>> Begin Exercise material

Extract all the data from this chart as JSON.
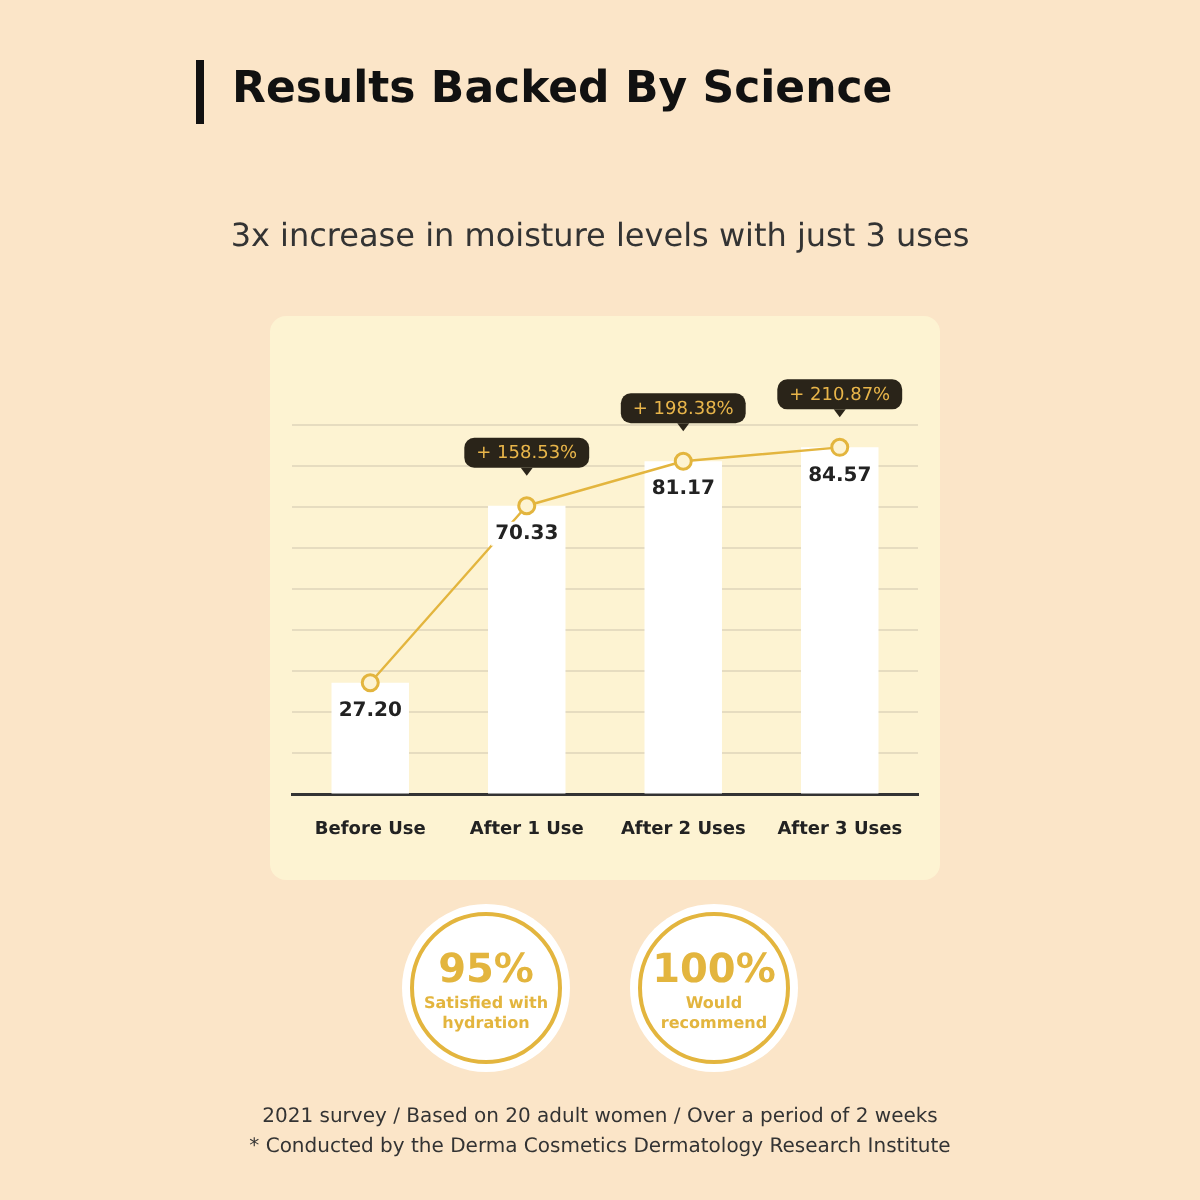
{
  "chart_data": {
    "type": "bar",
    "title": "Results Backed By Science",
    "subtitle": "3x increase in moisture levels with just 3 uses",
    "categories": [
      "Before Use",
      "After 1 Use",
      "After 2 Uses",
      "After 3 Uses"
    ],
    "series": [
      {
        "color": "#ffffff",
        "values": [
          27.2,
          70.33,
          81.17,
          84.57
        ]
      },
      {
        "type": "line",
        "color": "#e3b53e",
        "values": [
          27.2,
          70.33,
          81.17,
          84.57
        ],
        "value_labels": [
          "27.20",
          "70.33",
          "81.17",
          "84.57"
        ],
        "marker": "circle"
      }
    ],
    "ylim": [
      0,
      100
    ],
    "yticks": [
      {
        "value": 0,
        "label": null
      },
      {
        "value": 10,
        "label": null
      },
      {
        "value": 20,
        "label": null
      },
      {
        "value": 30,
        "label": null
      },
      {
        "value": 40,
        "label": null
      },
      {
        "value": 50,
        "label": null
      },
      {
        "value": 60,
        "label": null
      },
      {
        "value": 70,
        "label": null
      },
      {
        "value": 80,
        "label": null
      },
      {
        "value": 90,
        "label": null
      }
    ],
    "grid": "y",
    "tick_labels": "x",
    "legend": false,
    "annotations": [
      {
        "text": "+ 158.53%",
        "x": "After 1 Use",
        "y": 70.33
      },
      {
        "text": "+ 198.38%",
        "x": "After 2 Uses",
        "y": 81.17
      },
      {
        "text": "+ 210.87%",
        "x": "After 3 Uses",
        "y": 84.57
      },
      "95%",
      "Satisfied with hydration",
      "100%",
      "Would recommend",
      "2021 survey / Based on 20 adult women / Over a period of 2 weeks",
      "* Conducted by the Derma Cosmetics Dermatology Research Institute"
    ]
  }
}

>> End Exercise material
>> Begin Exercise material

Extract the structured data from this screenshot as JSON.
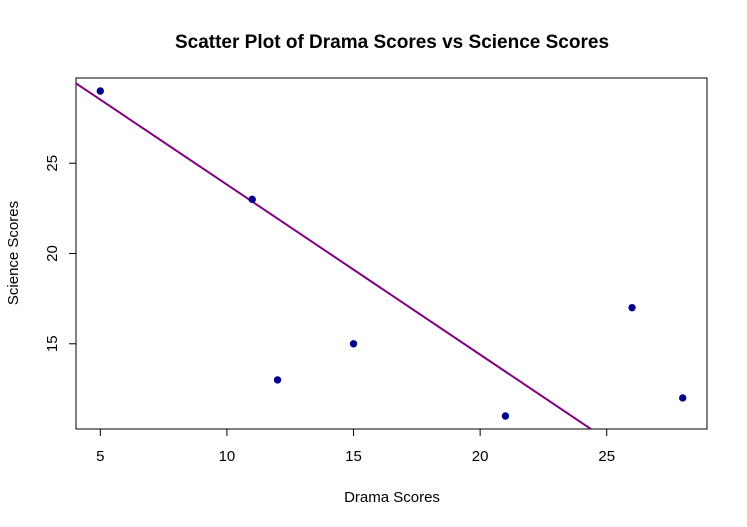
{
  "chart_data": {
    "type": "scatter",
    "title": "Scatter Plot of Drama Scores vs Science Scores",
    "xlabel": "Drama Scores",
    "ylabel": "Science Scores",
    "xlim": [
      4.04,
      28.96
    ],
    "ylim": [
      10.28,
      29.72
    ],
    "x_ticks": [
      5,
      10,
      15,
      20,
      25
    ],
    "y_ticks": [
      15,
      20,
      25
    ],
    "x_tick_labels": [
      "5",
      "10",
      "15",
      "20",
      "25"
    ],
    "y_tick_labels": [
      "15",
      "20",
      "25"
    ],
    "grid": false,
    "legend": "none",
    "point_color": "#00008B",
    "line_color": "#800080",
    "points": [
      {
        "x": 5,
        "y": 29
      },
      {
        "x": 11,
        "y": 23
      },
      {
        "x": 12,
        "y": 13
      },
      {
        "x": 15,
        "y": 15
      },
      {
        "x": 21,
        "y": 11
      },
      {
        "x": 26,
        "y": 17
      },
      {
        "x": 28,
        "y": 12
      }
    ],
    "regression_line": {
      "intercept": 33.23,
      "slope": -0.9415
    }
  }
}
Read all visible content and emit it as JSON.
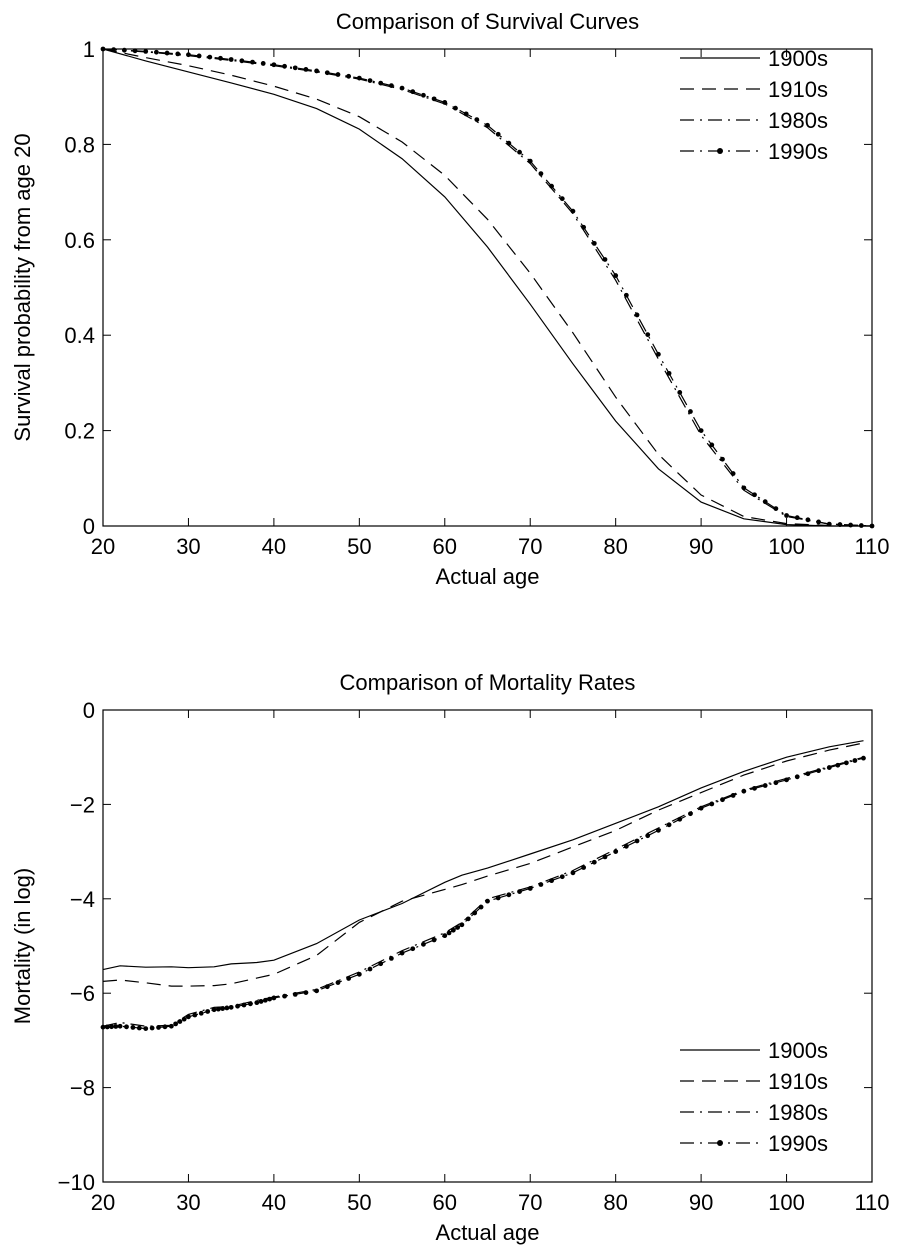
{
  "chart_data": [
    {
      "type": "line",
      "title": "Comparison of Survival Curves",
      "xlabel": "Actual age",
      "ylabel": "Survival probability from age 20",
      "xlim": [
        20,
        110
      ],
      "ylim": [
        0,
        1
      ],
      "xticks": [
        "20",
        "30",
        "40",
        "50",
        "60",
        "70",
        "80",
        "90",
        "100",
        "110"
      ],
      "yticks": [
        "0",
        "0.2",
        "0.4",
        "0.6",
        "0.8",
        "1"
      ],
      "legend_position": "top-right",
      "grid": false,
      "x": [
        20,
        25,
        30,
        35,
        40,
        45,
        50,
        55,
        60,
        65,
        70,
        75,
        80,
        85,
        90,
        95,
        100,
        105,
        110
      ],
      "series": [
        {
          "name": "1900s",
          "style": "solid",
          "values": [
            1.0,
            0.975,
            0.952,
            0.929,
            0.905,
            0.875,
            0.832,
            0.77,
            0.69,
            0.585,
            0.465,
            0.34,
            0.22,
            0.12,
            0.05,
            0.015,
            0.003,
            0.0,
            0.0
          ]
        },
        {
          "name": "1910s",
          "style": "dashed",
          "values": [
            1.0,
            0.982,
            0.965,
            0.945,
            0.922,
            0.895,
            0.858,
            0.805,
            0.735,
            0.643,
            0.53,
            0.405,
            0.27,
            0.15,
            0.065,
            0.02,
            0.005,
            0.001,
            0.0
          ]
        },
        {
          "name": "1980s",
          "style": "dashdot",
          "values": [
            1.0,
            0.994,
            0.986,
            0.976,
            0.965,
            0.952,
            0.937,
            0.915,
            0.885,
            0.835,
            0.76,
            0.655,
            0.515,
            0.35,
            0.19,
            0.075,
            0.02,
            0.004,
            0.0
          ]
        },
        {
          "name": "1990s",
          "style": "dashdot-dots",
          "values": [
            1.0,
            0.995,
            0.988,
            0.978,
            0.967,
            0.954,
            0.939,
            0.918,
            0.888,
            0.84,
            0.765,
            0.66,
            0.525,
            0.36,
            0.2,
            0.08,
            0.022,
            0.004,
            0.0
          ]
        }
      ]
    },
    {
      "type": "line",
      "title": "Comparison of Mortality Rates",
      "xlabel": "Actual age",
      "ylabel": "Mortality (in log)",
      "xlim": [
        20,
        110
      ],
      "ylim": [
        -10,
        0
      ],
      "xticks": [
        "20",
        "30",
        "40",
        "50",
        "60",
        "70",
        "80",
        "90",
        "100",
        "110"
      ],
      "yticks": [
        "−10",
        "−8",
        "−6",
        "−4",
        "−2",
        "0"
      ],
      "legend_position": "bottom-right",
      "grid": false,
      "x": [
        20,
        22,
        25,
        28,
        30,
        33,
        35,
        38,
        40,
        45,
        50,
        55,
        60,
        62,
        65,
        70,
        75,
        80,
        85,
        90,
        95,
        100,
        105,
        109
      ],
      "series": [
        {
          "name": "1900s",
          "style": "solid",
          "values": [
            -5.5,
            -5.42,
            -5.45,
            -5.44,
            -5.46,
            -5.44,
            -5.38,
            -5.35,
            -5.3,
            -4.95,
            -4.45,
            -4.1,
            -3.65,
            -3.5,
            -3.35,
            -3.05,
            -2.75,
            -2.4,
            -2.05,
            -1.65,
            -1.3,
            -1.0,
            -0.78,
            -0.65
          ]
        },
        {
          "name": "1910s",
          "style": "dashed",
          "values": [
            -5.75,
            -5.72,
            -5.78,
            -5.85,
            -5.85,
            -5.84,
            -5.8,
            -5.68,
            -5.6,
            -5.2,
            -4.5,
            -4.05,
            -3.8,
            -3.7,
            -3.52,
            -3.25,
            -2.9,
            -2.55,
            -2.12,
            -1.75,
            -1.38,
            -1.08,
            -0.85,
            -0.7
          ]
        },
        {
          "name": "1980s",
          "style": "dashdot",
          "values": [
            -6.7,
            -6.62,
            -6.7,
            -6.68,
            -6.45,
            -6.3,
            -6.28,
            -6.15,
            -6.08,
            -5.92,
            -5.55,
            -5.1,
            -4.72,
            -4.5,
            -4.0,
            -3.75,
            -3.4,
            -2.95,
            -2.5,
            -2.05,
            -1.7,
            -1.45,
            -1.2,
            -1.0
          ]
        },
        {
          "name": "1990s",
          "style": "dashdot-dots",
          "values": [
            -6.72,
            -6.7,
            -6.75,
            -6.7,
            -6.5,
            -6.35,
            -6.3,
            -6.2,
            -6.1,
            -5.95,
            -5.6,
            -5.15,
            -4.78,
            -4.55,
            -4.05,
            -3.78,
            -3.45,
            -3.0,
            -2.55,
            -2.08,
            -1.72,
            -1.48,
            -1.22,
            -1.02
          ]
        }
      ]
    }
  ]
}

>> End Exercise material
>> Begin Exercise material

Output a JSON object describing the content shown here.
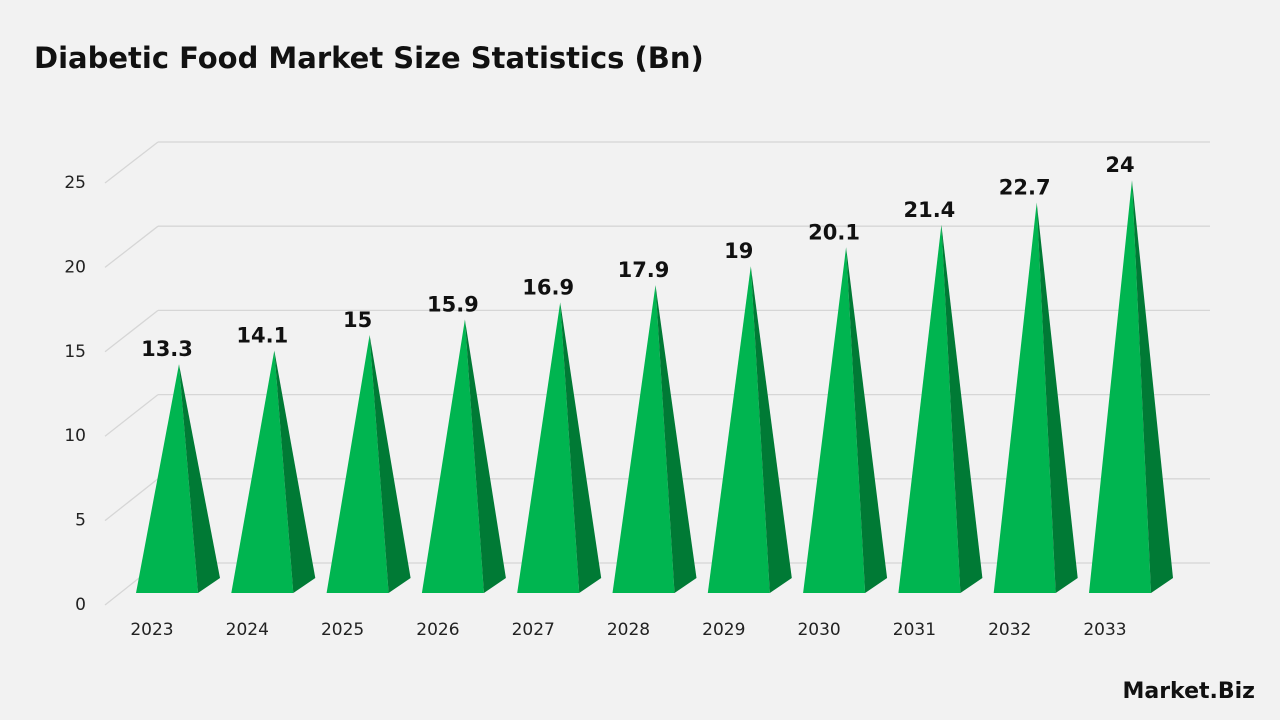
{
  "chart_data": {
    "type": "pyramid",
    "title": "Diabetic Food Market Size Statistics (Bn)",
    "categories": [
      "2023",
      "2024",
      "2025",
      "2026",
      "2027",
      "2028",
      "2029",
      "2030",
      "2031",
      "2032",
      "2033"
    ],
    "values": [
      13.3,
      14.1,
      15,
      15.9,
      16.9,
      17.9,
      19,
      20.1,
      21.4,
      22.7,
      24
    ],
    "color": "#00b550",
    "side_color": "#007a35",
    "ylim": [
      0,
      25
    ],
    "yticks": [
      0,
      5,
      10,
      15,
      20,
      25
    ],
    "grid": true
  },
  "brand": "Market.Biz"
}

>> End Exercise material

Search the entries for "Drama" and copy out each line that has it.

> **Exercise output**
    "title": "Scatter Plot of Drama Scores vs Science Scores",
    "xlabel": "Drama Scores",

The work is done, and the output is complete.